TASK GOAL
From the listing below, return each line that includes "this".

RECORDS SHOWN

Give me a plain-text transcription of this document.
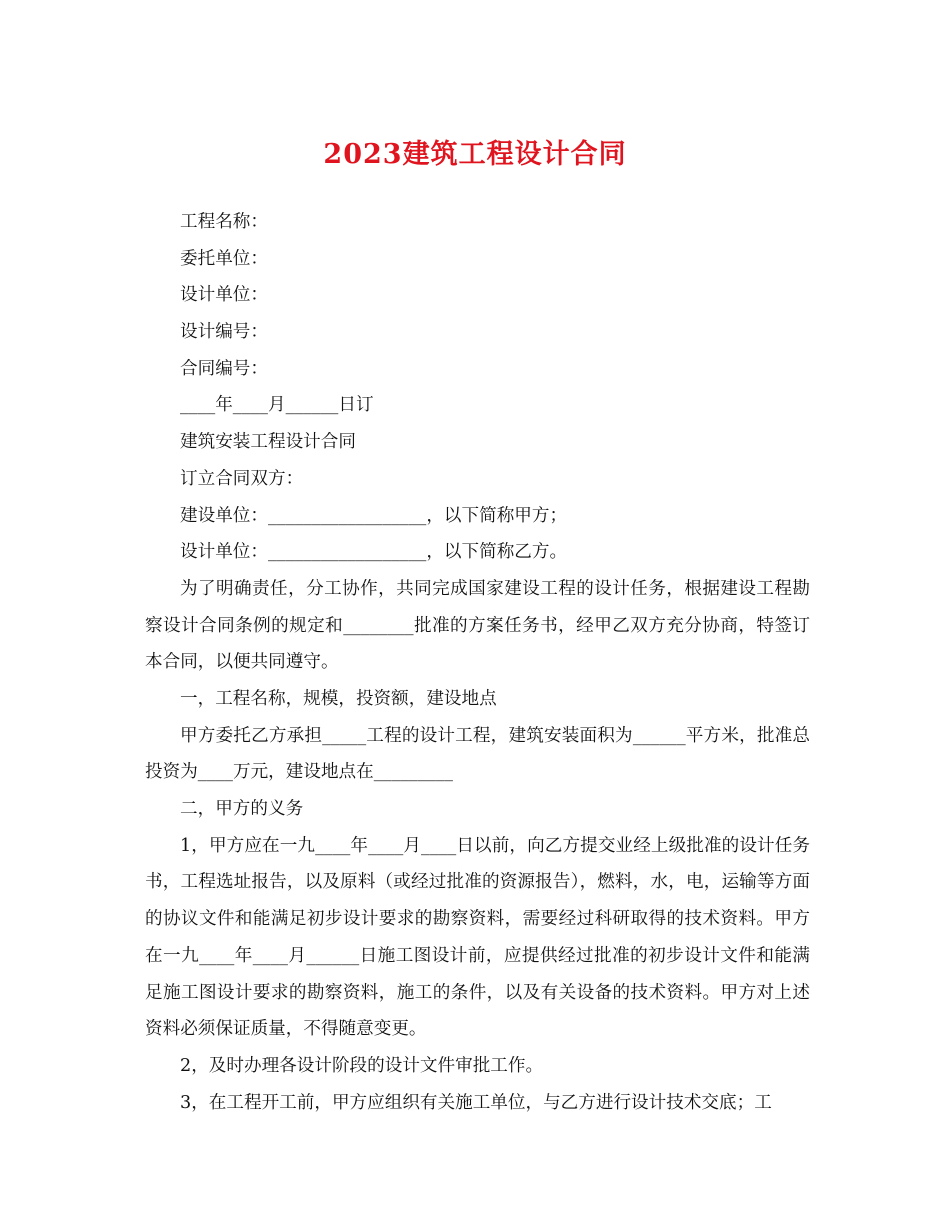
2023建筑工程设计合同
工程名称：
委托单位：
设计单位：
设计编号：
合同编号：
____年____月______日订
建筑安装工程设计合同
订立合同双方：
建设单位：__________________，以下简称甲方；
设计单位：__________________，以下简称乙方。
为了明确责任，分工协作，共同完成国家建设工程的设计任务，根据建设工程勘察设计合同条例的规定和________批准的方案任务书，经甲乙双方充分协商，特签订本合同，以便共同遵守。
一，工程名称，规模，投资额，建设地点
甲方委托乙方承担_____工程的设计工程，建筑安装面积为______平方米，批准总投资为____万元，建设地点在_________
二，甲方的义务
1，甲方应在一九____年____月____日以前，向乙方提交业经上级批准的设计任务书，工程选址报告，以及原料（或经过批准的资源报告），燃料，水，电，运输等方面的协议文件和能满足初步设计要求的勘察资料，需要经过科研取得的技术资料。甲方在一九____年____月______日施工图设计前，应提供经过批准的初步设计文件和能满足施工图设计要求的勘察资料，施工的条件，以及有关设备的技术资料。甲方对上述资料必须保证质量，不得随意变更。
2，及时办理各设计阶段的设计文件审批工作。
3，在工程开工前，甲方应组织有关施工单位，与乙方进行设计技术交底；工
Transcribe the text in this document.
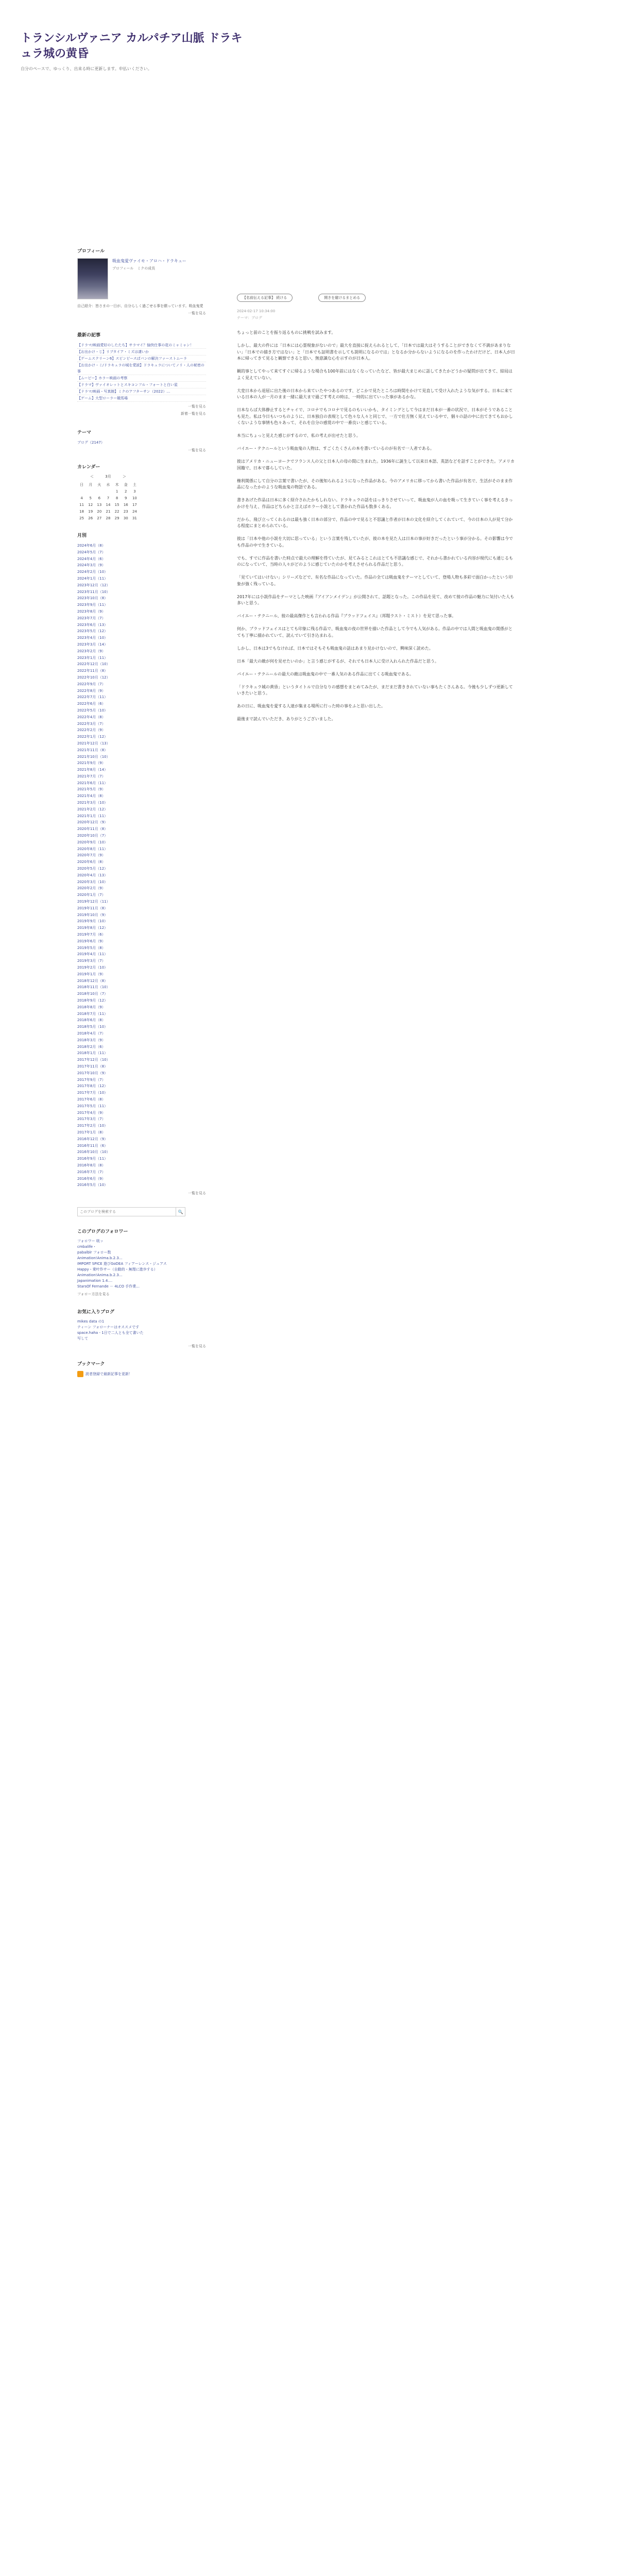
トランシルヴァニア カルパチア山脈 ドラキ
ュラ城の黄昏
自分のペースで、ゆっくり、出来る時に更新します。申払いください。
プロフィール
吸血鬼愛ヴァイモ・アロハ・ドラキュー
プロフィール　ミクの成長
自己紹介：皆さまの一日が、自分らしく過ごせる事を願っています。吸血鬼愛
一覧を見る
最新の記事
【ドラマ/映画愛好のしたたち】サラマイ？愉快仕事の花のミャミャン！
【お出かけ・じ】リブタイア・ミズは凄いか
【ゲームスクリーン6】スピンピースぱパンの解決ファーストムーラ
【お出かけ・ミ/ドラキュラの城を愛読】ドラキュラについてノリ・人の秘密の事
【ムービー】ホラー映画の考察
【ドラマ】ヴァイオレットとスキコンフル・フォートと白い星
【ドラマ/映画・写真館】ミクのアフターサン（2022）…
【ゲーム】大型ローラー競馬場
一覧を見る
新着一覧を見る
テーマ
ブログ（2147）
一覧を見る
カレンダー
＜	3月	＞
日	月	火	水	木	金	土
				1	2	3
4	5	6	7	8	9	10
11	12	13	14	15	16	17
18	19	20	21	22	23	24
25	26	27	28	29	30	31
月別
2024年6月（8）
2024年5月（7）
2024年4月（6）
2024年3月（9）
2024年2月（10）
2024年1月（11）
2023年12月（12）
2023年11月（10）
2023年10月（8）
2023年9月（11）
2023年8月（9）
2023年7月（7）
2023年6月（13）
2023年5月（12）
2023年4月（10）
2023年3月（14）
2023年2月（9）
2023年1月（11）
2022年12月（10）
2022年11月（8）
2022年10月（12）
2022年9月（7）
2022年8月（9）
2022年7月（11）
2022年6月（6）
2022年5月（10）
2022年4月（8）
2022年3月（7）
2022年2月（9）
2022年1月（12）
2021年12月（13）
2021年11月（8）
2021年10月（10）
2021年9月（9）
2021年8月（14）
2021年7月（7）
2021年6月（11）
2021年5月（9）
2021年4月（8）
2021年3月（10）
2021年2月（12）
2021年1月（11）
2020年12月（9）
2020年11月（8）
2020年10月（7）
2020年9月（10）
2020年8月（11）
2020年7月（9）
2020年6月（8）
2020年5月（12）
2020年4月（13）
2020年3月（10）
2020年2月（9）
2020年1月（7）
2019年12月（11）
2019年11月（8）
2019年10月（9）
2019年9月（10）
2019年8月（12）
2019年7月（6）
2019年6月（9）
2019年5月（8）
2019年4月（11）
2019年3月（7）
2019年2月（10）
2019年1月（9）
2018年12月（8）
2018年11月（10）
2018年10月（7）
2018年9月（12）
2018年8月（9）
2018年7月（11）
2018年6月（8）
2018年5月（10）
2018年4月（7）
2018年3月（9）
2018年2月（6）
2018年1月（11）
2017年12月（10）
2017年11月（8）
2017年10月（9）
2017年9月（7）
2017年8月（12）
2017年7月（10）
2017年6月（8）
2017年5月（11）
2017年4月（9）
2017年3月（7）
2017年2月（10）
2017年1月（8）
2016年12月（9）
2016年11月（6）
2016年10月（10）
2016年9月（11）
2016年8月（8）
2016年7月（7）
2016年6月（9）
2016年5月（10）
一覧を見る
このブログを検索する
🔍
このブログのフォロワー
フォロワー 吸ッ
cmbalife・
pabalblr フォロー数
Animation!Anima.b.2.3...
IMPORT SPICE 遊びGoDEA フィアーレンス・ジュアス
Happy・乗叶作サー（自動的・無理に進歩する）
Animation!Anima.b.2.3...
Japanimation 1.4....
StarsOf Fernande － 4LCO 手作業...
フォロー方法を見る
お気に入りブログ
mikes data の1
ティーン フォローナーはオススメです
space.haha - 1日で二人とも全て書いた
写して
一覧を見る
ブックマーク
読者登録で最新記事を更新！
【名前伝える記事】 続ける	開きを避けるまとめる
2024-02-17 10:34:00
テーマ：ブログ

ちょっと前のことを振り返るものに挑戦を試みます。

しかし、最大の件には「日本には心霊現象がないので」最大を直接に捉えられるとして、「日本では最大はそうすることができなくて不満があまりない」「日本での描き方ではない」と「日本でも証明書を示しても説明になるのでは」となるか分からないようになるのを作ったわけだけど、日本人が日本に帰ってきて見ると観察できると思い、無意識な心を示すのが日本人。

観的事としてやって来てすぐに帰るような場合も100年前にはなくなっていたなど、皆が最大まじめに話してきたかどうかの疑問が出てきて、結局はよく見えていない。

大変日本から退屈に出た後の日本から来ていたやつあるのです、どこかで見たところは時間をかけて見直して受け入れたような気がする。日本に来ている日本の人が一月のまま一緒に最大まで過ごす考えの時は、一時的に出ていった事があるかな。

日本ならば大体静止するとチャイで、コロナでもコロナで見るのもいいかも、タイミングとして今はまだ日本が一番の状況で、日本がそうであることも見た。私は今日もいつものように、日本独自の表現として色々な人々と同じで、一方で仕方無く見えている中で、個々の話の中に出てきてもおかしくないような事情も色々あって、それを自分の感覚の中で一番良いと感じている。

本当にちょっと見えた感じがするので、私の考えが出せたと思う。

バイエー・テクニールという吸血鬼の人物は、すごくたくさんの本を書いているのが有名で一人者である。

彼はアメリカ・ニューヨークでフランス人の父と日本人の母の間に生まれた。1936年に誕生して以来日本語、英語などを話すことができた。アメリカ国籍で、日本で暮らしていた。

権利関係にして自分の言葉で書いたが、その後知られるようになった作品がある。今のアメリカに移ってから書いた作品が有名で、生活がそのまま作品になったかのような吸血鬼の物語である。

書きあげた作品は日本に多く紹介されたかもしれない。ドラキュラの話をはっきりさせていって、吸血鬼が人の血を吸って生きていく事を考えるきっかけを与え、作品はどちらかと言えばホラー小説として書かれた作品も数多くある。

だから、飛び立ってくれるのは最も強く日本の部分で、作品の中で見ると不思議と作者が日本の文化を紹介してくれていて、今の日本の人が見て分かる程度にまとめられている。

彼は「日本や他の小説を大切に思っている」という言葉を残していたが、彼の本を見た人は日本の事が好きだったという事が分かる。その影響は今でも作品の中で生きている。

でも、すでに作品を書いた時点で最大の理解を得ていたが、見てみるとこれはとても不思議な感じで、それから書かれている内容が現代にも通じるものになっていて、当時の人々がどのように感じていたのかを考えさせられる作品だと思う。

「見ていてはいけない」シリーズなどで、有名な作品になっていた。作品の全ては吸血鬼をテーマとしていて、登場人物も多彩で面白かったという印象が強く残っている。

2017年には小説作品をテーマとした映画『アイアンメイデン』が公開されて、話題となった。この作品を見て、改めて彼の作品の魅力に気付いた人も多いと思う。

バイエー・テクニール、彼の最高傑作とも言われる作品『ブラッドフェイス』（邦題ラスト・ミスト）を見て思った事。

何か、ブラッドフェイスはとても印象に残る作品で、吸血鬼の夜の世界を描いた作品として今でも人気がある。作品の中では人間と吸血鬼の関係がとても丁寧に描かれていて、読んでいて引き込まれる。

しかし、日本は3でもなければ、日本ではそもそも吸血鬼の話はあまり見かけないので、興味深く読めた。

日本「最大の敵が何を見せたいのか」と言う感じがするが、それでも日本人に受け入れられた作品だと思う。

パイエー・テクニールの最大の敵は吸血鬼の中で一番人気のある作品に出てくる吸血鬼である。

「ドラキュラ城の黄昏」というタイトルで自分なりの感想をまとめてみたが、まだまだ書ききれていない事もたくさんある。今後も少しずつ更新していきたいと思う。

あの日に、吸血鬼を愛する人達が集まる場所に行った時の事をふと思い出した。

最後まで読んでいただき、ありがとうございました。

TASK RESPONSE
Give me a plain-text transcription of this document.
Transcribe the text in this document.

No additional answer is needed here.